What to produce: Extract, from the records beneath this instruction, each line that contains the word "Annual".

** Start Excerpted data **

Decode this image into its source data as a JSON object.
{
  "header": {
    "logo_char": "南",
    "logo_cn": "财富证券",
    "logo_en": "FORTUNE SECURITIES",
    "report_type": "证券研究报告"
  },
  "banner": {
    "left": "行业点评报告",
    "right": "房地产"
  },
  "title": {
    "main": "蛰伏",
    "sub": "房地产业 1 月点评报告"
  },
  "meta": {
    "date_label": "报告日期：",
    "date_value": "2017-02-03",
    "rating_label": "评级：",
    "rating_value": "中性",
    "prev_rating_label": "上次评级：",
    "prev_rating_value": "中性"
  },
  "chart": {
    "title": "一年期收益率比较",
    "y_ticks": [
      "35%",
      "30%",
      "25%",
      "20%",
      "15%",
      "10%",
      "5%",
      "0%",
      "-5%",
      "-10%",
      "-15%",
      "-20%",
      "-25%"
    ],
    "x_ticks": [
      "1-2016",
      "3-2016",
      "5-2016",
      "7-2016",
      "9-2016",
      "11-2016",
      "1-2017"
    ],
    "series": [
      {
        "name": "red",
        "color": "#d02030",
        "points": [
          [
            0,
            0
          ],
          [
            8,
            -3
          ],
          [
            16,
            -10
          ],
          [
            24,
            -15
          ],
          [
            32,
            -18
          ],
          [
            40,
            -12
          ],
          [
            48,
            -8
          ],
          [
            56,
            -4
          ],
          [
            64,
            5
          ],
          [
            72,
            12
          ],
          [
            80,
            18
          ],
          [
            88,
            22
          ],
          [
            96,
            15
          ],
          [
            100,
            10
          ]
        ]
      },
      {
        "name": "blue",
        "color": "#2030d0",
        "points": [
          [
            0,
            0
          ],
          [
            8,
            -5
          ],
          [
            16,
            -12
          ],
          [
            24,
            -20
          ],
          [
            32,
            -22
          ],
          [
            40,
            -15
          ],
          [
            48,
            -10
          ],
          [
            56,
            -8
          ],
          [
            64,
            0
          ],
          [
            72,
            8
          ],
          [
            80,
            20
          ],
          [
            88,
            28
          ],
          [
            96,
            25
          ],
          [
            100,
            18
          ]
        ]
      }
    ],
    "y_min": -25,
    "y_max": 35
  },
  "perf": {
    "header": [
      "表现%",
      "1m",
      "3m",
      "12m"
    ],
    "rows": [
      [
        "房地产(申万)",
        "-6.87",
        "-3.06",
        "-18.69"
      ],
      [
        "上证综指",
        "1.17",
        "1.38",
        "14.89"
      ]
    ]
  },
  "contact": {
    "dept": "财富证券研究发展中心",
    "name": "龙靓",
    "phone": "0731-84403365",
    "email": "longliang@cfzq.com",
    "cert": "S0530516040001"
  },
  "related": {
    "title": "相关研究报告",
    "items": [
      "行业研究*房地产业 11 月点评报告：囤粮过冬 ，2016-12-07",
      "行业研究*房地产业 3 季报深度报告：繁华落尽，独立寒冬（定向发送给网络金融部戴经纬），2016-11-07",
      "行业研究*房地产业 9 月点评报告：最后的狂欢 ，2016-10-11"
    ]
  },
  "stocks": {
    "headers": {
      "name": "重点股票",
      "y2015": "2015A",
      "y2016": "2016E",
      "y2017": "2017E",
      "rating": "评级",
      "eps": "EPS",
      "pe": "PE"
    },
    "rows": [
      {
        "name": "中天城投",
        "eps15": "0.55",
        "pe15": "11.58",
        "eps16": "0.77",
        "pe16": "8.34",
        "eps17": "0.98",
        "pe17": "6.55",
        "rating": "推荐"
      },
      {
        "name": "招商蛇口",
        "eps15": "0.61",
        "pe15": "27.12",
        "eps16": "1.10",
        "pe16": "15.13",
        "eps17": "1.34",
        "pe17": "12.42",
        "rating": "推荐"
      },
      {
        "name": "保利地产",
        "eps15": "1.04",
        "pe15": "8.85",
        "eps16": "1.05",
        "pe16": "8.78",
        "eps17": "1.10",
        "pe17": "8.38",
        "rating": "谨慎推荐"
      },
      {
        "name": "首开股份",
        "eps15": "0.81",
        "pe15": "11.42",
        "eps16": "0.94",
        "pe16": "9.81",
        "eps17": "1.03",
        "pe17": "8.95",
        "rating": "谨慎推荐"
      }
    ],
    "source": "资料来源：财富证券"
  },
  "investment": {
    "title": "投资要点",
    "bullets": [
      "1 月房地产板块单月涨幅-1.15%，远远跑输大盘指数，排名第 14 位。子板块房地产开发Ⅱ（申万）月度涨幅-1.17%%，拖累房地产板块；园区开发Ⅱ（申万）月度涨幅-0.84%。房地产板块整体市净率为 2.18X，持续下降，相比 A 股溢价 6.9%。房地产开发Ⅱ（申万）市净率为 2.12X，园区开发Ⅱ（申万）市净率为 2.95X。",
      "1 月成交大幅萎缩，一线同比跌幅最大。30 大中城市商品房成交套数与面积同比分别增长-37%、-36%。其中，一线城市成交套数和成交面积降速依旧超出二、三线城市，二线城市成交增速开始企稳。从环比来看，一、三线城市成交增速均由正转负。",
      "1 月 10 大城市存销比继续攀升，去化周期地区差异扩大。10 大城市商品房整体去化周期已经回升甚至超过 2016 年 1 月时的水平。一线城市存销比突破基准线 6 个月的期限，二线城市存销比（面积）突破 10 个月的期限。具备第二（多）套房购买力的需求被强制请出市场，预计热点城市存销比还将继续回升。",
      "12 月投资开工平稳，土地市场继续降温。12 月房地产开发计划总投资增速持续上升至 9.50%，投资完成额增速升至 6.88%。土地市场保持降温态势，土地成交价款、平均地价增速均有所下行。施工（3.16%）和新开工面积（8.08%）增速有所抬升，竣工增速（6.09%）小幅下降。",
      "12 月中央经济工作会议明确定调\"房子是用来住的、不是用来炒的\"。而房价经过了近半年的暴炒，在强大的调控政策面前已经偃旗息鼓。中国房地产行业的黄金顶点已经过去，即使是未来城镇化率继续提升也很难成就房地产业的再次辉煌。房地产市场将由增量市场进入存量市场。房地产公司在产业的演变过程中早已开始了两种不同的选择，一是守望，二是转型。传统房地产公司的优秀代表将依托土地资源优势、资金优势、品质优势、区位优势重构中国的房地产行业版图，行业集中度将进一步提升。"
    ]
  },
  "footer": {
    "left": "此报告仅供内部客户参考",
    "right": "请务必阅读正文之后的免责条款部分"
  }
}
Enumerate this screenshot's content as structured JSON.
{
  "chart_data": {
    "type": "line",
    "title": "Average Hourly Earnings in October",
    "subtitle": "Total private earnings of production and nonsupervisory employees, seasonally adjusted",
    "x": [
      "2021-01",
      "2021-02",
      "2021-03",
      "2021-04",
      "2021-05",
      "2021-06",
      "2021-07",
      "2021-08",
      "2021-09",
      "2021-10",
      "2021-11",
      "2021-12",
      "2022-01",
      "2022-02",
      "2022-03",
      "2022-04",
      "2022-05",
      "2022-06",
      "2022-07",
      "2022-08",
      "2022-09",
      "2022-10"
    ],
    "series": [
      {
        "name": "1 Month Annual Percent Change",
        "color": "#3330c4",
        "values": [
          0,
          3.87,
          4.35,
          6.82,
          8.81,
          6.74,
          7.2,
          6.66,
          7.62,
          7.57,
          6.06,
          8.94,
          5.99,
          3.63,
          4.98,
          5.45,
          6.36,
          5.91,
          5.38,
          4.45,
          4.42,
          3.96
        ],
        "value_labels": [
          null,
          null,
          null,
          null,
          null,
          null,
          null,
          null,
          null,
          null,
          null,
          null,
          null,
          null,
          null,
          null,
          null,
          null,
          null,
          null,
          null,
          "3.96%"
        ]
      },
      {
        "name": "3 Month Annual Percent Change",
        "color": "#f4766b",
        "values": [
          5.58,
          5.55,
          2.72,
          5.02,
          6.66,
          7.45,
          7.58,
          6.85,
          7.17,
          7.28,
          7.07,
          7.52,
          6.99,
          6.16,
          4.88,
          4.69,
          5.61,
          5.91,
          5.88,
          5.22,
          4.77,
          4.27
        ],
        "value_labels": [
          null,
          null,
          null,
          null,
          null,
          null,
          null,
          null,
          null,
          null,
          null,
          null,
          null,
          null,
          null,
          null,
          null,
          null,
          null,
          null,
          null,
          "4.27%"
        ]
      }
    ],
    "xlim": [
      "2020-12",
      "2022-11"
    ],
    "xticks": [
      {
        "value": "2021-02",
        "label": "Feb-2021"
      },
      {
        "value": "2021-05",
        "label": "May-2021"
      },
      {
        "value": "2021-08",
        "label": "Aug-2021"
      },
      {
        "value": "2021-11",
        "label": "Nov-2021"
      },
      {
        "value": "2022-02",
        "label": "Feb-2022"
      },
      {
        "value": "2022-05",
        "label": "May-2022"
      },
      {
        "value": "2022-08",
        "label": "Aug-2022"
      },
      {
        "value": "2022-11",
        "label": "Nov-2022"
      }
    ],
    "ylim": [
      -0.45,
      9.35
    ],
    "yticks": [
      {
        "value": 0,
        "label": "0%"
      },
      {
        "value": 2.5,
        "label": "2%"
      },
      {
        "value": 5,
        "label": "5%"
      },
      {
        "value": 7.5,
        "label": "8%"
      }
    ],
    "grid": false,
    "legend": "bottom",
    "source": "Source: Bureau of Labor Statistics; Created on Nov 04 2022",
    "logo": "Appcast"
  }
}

** End Excerpted data **

Answer for this exercise:
        "name": "1 Month Annual Percent Change",
        "name": "3 Month Annual Percent Change",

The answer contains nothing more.